TO BE DONE -> Quote the records that follow in full and exactly; leave out the pictures.
+===+
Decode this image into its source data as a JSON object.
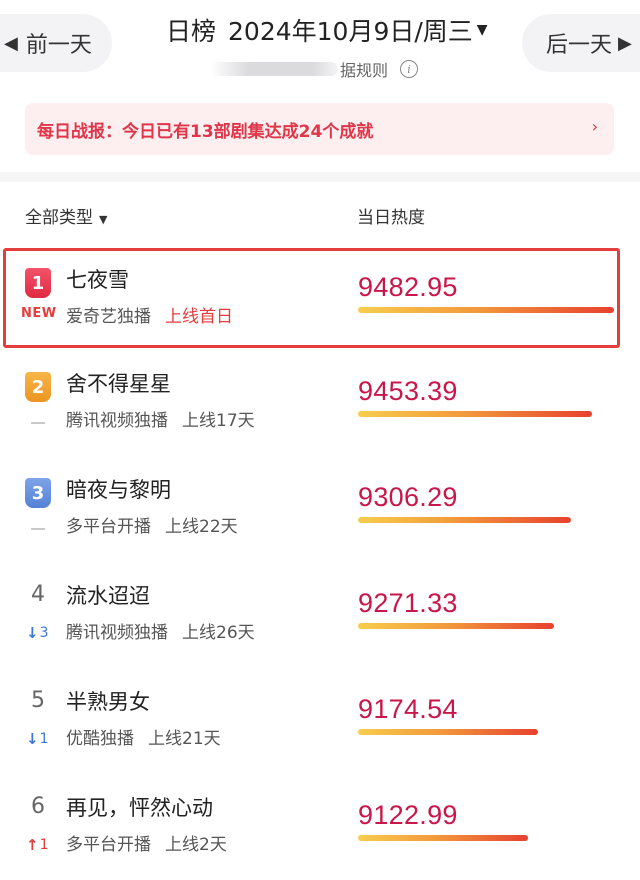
{
  "header": {
    "prev_label": "前一天",
    "next_label": "后一天",
    "title": "日榜",
    "date": "2024年10月9日/周三",
    "rule_text": "据规则"
  },
  "banner": {
    "text": "每日战报：今日已有13部剧集达成24个成就"
  },
  "columns": {
    "type_label": "全部类型",
    "heat_label": "当日热度"
  },
  "rows": [
    {
      "rank": "1",
      "name": "七夜雪",
      "platform": "爱奇艺独播",
      "online": "上线首日",
      "heat": "9482.95",
      "badge": "NEW",
      "trend_value": "",
      "heat_fraction": 1.0
    },
    {
      "rank": "2",
      "name": "舍不得星星",
      "platform": "腾讯视频独播",
      "online": "上线17天",
      "heat": "9453.39",
      "badge": "",
      "trend_value": "",
      "heat_fraction": 0.91
    },
    {
      "rank": "3",
      "name": "暗夜与黎明",
      "platform": "多平台开播",
      "online": "上线22天",
      "heat": "9306.29",
      "badge": "",
      "trend_value": "",
      "heat_fraction": 0.83
    },
    {
      "rank": "4",
      "name": "流水迢迢",
      "platform": "腾讯视频独播",
      "online": "上线26天",
      "heat": "9271.33",
      "badge": "",
      "trend_value": "3",
      "heat_fraction": 0.77
    },
    {
      "rank": "5",
      "name": "半熟男女",
      "platform": "优酷独播",
      "online": "上线21天",
      "heat": "9174.54",
      "badge": "",
      "trend_value": "1",
      "heat_fraction": 0.7
    },
    {
      "rank": "6",
      "name": "再见，怦然心动",
      "platform": "多平台开播",
      "online": "上线2天",
      "heat": "9122.99",
      "badge": "",
      "trend_value": "1",
      "heat_fraction": 0.66
    }
  ],
  "colors": {
    "accent_red": "#e43d3d",
    "heat_text": "#c8174a",
    "trend_down": "#3c78d8",
    "trend_up": "#e43d3d"
  },
  "icons": {
    "prev": "chevron-left-icon",
    "next": "chevron-right-icon",
    "date_dropdown": "caret-down-icon",
    "info": "info-icon",
    "banner": "chevron-right-icon",
    "type_filter": "caret-down-icon",
    "trend_down": "arrow-down-icon",
    "trend_up": "arrow-up-icon"
  }
}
+===+
FULL ANSWER ->
Decode this image into its source data as a JSON object.
{
  "header": {
    "prev_label": "前一天",
    "next_label": "后一天",
    "title": "日榜",
    "date": "2024年10月9日/周三",
    "rule_text": "据规则"
  },
  "banner": {
    "text": "每日战报：今日已有13部剧集达成24个成就"
  },
  "columns": {
    "type_label": "全部类型",
    "heat_label": "当日热度"
  },
  "rows": [
    {
      "rank": "1",
      "name": "七夜雪",
      "platform": "爱奇艺独播",
      "online": "上线首日",
      "heat": "9482.95",
      "badge": "NEW",
      "trend_value": "",
      "heat_fraction": 1.0
    },
    {
      "rank": "2",
      "name": "舍不得星星",
      "platform": "腾讯视频独播",
      "online": "上线17天",
      "heat": "9453.39",
      "badge": "",
      "trend_value": "",
      "heat_fraction": 0.91
    },
    {
      "rank": "3",
      "name": "暗夜与黎明",
      "platform": "多平台开播",
      "online": "上线22天",
      "heat": "9306.29",
      "badge": "",
      "trend_value": "",
      "heat_fraction": 0.83
    },
    {
      "rank": "4",
      "name": "流水迢迢",
      "platform": "腾讯视频独播",
      "online": "上线26天",
      "heat": "9271.33",
      "badge": "",
      "trend_value": "3",
      "heat_fraction": 0.77
    },
    {
      "rank": "5",
      "name": "半熟男女",
      "platform": "优酷独播",
      "online": "上线21天",
      "heat": "9174.54",
      "badge": "",
      "trend_value": "1",
      "heat_fraction": 0.7
    },
    {
      "rank": "6",
      "name": "再见，怦然心动",
      "platform": "多平台开播",
      "online": "上线2天",
      "heat": "9122.99",
      "badge": "",
      "trend_value": "1",
      "heat_fraction": 0.66
    }
  ],
  "colors": {
    "accent_red": "#e43d3d",
    "heat_text": "#c8174a",
    "trend_down": "#3c78d8",
    "trend_up": "#e43d3d"
  },
  "icons": {
    "prev": "chevron-left-icon",
    "next": "chevron-right-icon",
    "date_dropdown": "caret-down-icon",
    "info": "info-icon",
    "banner": "chevron-right-icon",
    "type_filter": "caret-down-icon",
    "trend_down": "arrow-down-icon",
    "trend_up": "arrow-up-icon"
  }
}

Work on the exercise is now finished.